▶ Short task
Repeat all of the material exactly as given.

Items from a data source
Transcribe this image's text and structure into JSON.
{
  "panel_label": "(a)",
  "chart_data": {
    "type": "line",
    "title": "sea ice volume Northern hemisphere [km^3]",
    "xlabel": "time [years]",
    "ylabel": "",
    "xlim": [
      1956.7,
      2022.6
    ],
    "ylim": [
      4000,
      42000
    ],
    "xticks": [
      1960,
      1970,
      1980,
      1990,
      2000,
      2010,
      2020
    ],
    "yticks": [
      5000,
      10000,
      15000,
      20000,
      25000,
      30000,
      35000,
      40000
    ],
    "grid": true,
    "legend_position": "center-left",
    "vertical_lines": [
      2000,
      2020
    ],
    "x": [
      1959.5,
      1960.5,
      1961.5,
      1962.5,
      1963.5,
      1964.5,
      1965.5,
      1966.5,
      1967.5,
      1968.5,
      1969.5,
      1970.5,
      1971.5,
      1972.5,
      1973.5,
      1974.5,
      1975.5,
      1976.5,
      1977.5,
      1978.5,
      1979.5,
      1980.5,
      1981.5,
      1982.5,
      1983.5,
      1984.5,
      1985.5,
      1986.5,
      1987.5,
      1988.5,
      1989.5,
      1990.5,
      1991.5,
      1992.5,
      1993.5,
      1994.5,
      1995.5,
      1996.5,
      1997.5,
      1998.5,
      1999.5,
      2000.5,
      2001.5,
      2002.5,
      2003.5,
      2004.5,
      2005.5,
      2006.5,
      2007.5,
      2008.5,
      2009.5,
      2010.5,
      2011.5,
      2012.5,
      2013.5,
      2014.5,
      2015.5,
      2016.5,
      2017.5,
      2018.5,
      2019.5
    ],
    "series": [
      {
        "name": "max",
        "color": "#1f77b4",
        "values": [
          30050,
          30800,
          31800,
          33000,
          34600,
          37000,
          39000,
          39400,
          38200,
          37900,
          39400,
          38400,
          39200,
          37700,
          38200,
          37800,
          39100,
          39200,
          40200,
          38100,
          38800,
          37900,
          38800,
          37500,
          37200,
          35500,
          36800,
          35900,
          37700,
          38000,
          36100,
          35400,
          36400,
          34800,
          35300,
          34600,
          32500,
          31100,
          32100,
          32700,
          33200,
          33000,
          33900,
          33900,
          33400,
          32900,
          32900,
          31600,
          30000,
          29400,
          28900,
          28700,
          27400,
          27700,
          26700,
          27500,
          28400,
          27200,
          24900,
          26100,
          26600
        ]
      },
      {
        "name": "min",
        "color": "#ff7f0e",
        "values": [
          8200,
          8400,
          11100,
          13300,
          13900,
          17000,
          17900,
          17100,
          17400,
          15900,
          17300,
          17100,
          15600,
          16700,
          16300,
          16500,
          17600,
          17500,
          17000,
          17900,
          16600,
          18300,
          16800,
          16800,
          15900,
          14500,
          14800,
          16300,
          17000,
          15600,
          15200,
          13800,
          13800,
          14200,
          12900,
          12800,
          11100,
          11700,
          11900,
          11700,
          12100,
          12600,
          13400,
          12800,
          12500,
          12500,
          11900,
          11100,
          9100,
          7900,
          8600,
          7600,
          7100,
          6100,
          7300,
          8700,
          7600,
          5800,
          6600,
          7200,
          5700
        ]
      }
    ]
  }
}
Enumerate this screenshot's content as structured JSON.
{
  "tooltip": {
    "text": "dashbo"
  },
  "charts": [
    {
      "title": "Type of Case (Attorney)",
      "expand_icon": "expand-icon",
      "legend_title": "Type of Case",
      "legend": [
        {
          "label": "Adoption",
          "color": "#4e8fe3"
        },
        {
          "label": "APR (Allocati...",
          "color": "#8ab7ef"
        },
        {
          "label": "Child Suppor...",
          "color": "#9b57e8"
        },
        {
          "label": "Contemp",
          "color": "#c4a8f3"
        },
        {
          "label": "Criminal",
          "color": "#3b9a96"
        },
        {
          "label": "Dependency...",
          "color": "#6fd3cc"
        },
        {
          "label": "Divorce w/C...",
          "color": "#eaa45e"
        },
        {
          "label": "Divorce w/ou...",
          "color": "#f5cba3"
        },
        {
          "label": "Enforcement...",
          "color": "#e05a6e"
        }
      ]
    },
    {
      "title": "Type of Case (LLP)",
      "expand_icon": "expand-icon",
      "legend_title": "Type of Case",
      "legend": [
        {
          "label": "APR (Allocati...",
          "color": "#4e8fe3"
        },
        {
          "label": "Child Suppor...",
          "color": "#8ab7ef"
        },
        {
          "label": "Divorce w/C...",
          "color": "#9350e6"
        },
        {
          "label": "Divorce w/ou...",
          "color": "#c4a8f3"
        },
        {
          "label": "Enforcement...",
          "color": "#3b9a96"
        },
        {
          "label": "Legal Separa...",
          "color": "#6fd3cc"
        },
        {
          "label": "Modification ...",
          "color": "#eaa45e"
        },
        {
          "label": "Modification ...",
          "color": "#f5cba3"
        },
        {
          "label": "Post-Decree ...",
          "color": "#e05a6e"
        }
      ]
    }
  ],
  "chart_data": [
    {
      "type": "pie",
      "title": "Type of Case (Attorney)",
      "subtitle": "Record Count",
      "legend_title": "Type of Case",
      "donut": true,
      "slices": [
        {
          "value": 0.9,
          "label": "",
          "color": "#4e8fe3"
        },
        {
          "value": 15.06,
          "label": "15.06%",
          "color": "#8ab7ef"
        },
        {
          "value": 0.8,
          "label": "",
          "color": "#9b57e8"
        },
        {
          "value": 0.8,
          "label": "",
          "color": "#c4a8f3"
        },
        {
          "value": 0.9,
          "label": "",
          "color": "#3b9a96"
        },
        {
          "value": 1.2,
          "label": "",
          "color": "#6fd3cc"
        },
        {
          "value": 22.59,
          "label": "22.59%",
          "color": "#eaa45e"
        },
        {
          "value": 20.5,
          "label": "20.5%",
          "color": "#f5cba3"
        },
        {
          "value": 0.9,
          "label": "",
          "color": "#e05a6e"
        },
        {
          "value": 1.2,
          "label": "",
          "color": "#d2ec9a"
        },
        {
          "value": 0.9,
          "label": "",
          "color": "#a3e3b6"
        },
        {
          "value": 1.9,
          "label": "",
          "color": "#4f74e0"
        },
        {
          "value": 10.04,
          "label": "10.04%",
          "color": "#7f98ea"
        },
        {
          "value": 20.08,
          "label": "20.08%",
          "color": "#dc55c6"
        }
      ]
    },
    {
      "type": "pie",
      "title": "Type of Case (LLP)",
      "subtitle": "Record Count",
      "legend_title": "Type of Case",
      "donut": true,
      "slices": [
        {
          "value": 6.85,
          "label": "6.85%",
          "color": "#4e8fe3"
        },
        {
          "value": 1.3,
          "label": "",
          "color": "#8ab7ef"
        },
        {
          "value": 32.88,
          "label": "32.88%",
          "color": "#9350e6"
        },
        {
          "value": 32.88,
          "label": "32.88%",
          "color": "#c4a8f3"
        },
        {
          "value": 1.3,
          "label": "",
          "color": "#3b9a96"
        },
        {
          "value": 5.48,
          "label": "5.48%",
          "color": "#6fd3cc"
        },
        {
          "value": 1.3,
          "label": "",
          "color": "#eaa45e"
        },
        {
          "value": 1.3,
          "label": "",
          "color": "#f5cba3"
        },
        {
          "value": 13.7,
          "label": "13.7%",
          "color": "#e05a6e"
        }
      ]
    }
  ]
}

▶ Result for this task
Transcribe this image's text and structure into JSON.
{
  "panel_label": "(a)",
  "chart_data": {
    "type": "line",
    "title": "sea ice volume Northern hemisphere [km^3]",
    "xlabel": "time [years]",
    "ylabel": "",
    "xlim": [
      1956.7,
      2022.6
    ],
    "ylim": [
      4000,
      42000
    ],
    "xticks": [
      1960,
      1970,
      1980,
      1990,
      2000,
      2010,
      2020
    ],
    "yticks": [
      5000,
      10000,
      15000,
      20000,
      25000,
      30000,
      35000,
      40000
    ],
    "grid": true,
    "legend_position": "center-left",
    "vertical_lines": [
      2000,
      2020
    ],
    "x": [
      1959.5,
      1960.5,
      1961.5,
      1962.5,
      1963.5,
      1964.5,
      1965.5,
      1966.5,
      1967.5,
      1968.5,
      1969.5,
      1970.5,
      1971.5,
      1972.5,
      1973.5,
      1974.5,
      1975.5,
      1976.5,
      1977.5,
      1978.5,
      1979.5,
      1980.5,
      1981.5,
      1982.5,
      1983.5,
      1984.5,
      1985.5,
      1986.5,
      1987.5,
      1988.5,
      1989.5,
      1990.5,
      1991.5,
      1992.5,
      1993.5,
      1994.5,
      1995.5,
      1996.5,
      1997.5,
      1998.5,
      1999.5,
      2000.5,
      2001.5,
      2002.5,
      2003.5,
      2004.5,
      2005.5,
      2006.5,
      2007.5,
      2008.5,
      2009.5,
      2010.5,
      2011.5,
      2012.5,
      2013.5,
      2014.5,
      2015.5,
      2016.5,
      2017.5,
      2018.5,
      2019.5
    ],
    "series": [
      {
        "name": "max",
        "color": "#1f77b4",
        "values": [
          30050,
          30800,
          31800,
          33000,
          34600,
          37000,
          39000,
          39400,
          38200,
          37900,
          39400,
          38400,
          39200,
          37700,
          38200,
          37800,
          39100,
          39200,
          40200,
          38100,
          38800,
          37900,
          38800,
          37500,
          37200,
          35500,
          36800,
          35900,
          37700,
          38000,
          36100,
          35400,
          36400,
          34800,
          35300,
          34600,
          32500,
          31100,
          32100,
          32700,
          33200,
          33000,
          33900,
          33900,
          33400,
          32900,
          32900,
          31600,
          30000,
          29400,
          28900,
          28700,
          27400,
          27700,
          26700,
          27500,
          28400,
          27200,
          24900,
          26100,
          26600
        ]
      },
      {
        "name": "min",
        "color": "#ff7f0e",
        "values": [
          8200,
          8400,
          11100,
          13300,
          13900,
          17000,
          17900,
          17100,
          17400,
          15900,
          17300,
          17100,
          15600,
          16700,
          16300,
          16500,
          17600,
          17500,
          17000,
          17900,
          16600,
          18300,
          16800,
          16800,
          15900,
          14500,
          14800,
          16300,
          17000,
          15600,
          15200,
          13800,
          13800,
          14200,
          12900,
          12800,
          11100,
          11700,
          11900,
          11700,
          12100,
          12600,
          13400,
          12800,
          12500,
          12500,
          11900,
          11100,
          9100,
          7900,
          8600,
          7600,
          7100,
          6100,
          7300,
          8700,
          7600,
          5800,
          6600,
          7200,
          5700
        ]
      }
    ]
  }
}
Enumerate this screenshot's content as structured JSON.
{
  "tooltip": {
    "text": "dashbo"
  },
  "charts": [
    {
      "title": "Type of Case (Attorney)",
      "expand_icon": "expand-icon",
      "legend_title": "Type of Case",
      "legend": [
        {
          "label": "Adoption",
          "color": "#4e8fe3"
        },
        {
          "label": "APR (Allocati...",
          "color": "#8ab7ef"
        },
        {
          "label": "Child Suppor...",
          "color": "#9b57e8"
        },
        {
          "label": "Contemp",
          "color": "#c4a8f3"
        },
        {
          "label": "Criminal",
          "color": "#3b9a96"
        },
        {
          "label": "Dependency...",
          "color": "#6fd3cc"
        },
        {
          "label": "Divorce w/C...",
          "color": "#eaa45e"
        },
        {
          "label": "Divorce w/ou...",
          "color": "#f5cba3"
        },
        {
          "label": "Enforcement...",
          "color": "#e05a6e"
        }
      ]
    },
    {
      "title": "Type of Case (LLP)",
      "expand_icon": "expand-icon",
      "legend_title": "Type of Case",
      "legend": [
        {
          "label": "APR (Allocati...",
          "color": "#4e8fe3"
        },
        {
          "label": "Child Suppor...",
          "color": "#8ab7ef"
        },
        {
          "label": "Divorce w/C...",
          "color": "#9350e6"
        },
        {
          "label": "Divorce w/ou...",
          "color": "#c4a8f3"
        },
        {
          "label": "Enforcement...",
          "color": "#3b9a96"
        },
        {
          "label": "Legal Separa...",
          "color": "#6fd3cc"
        },
        {
          "label": "Modification ...",
          "color": "#eaa45e"
        },
        {
          "label": "Modification ...",
          "color": "#f5cba3"
        },
        {
          "label": "Post-Decree ...",
          "color": "#e05a6e"
        }
      ]
    }
  ],
  "chart_data": [
    {
      "type": "pie",
      "title": "Type of Case (Attorney)",
      "subtitle": "Record Count",
      "legend_title": "Type of Case",
      "donut": true,
      "slices": [
        {
          "value": 0.9,
          "label": "",
          "color": "#4e8fe3"
        },
        {
          "value": 15.06,
          "label": "15.06%",
          "color": "#8ab7ef"
        },
        {
          "value": 0.8,
          "label": "",
          "color": "#9b57e8"
        },
        {
          "value": 0.8,
          "label": "",
          "color": "#c4a8f3"
        },
        {
          "value": 0.9,
          "label": "",
          "color": "#3b9a96"
        },
        {
          "value": 1.2,
          "label": "",
          "color": "#6fd3cc"
        },
        {
          "value": 22.59,
          "label": "22.59%",
          "color": "#eaa45e"
        },
        {
          "value": 20.5,
          "label": "20.5%",
          "color": "#f5cba3"
        },
        {
          "value": 0.9,
          "label": "",
          "color": "#e05a6e"
        },
        {
          "value": 1.2,
          "label": "",
          "color": "#d2ec9a"
        },
        {
          "value": 0.9,
          "label": "",
          "color": "#a3e3b6"
        },
        {
          "value": 1.9,
          "label": "",
          "color": "#4f74e0"
        },
        {
          "value": 10.04,
          "label": "10.04%",
          "color": "#7f98ea"
        },
        {
          "value": 20.08,
          "label": "20.08%",
          "color": "#dc55c6"
        }
      ]
    },
    {
      "type": "pie",
      "title": "Type of Case (LLP)",
      "subtitle": "Record Count",
      "legend_title": "Type of Case",
      "donut": true,
      "slices": [
        {
          "value": 6.85,
          "label": "6.85%",
          "color": "#4e8fe3"
        },
        {
          "value": 1.3,
          "label": "",
          "color": "#8ab7ef"
        },
        {
          "value": 32.88,
          "label": "32.88%",
          "color": "#9350e6"
        },
        {
          "value": 32.88,
          "label": "32.88%",
          "color": "#c4a8f3"
        },
        {
          "value": 1.3,
          "label": "",
          "color": "#3b9a96"
        },
        {
          "value": 5.48,
          "label": "5.48%",
          "color": "#6fd3cc"
        },
        {
          "value": 1.3,
          "label": "",
          "color": "#eaa45e"
        },
        {
          "value": 1.3,
          "label": "",
          "color": "#f5cba3"
        },
        {
          "value": 13.7,
          "label": "13.7%",
          "color": "#e05a6e"
        }
      ]
    }
  ]
}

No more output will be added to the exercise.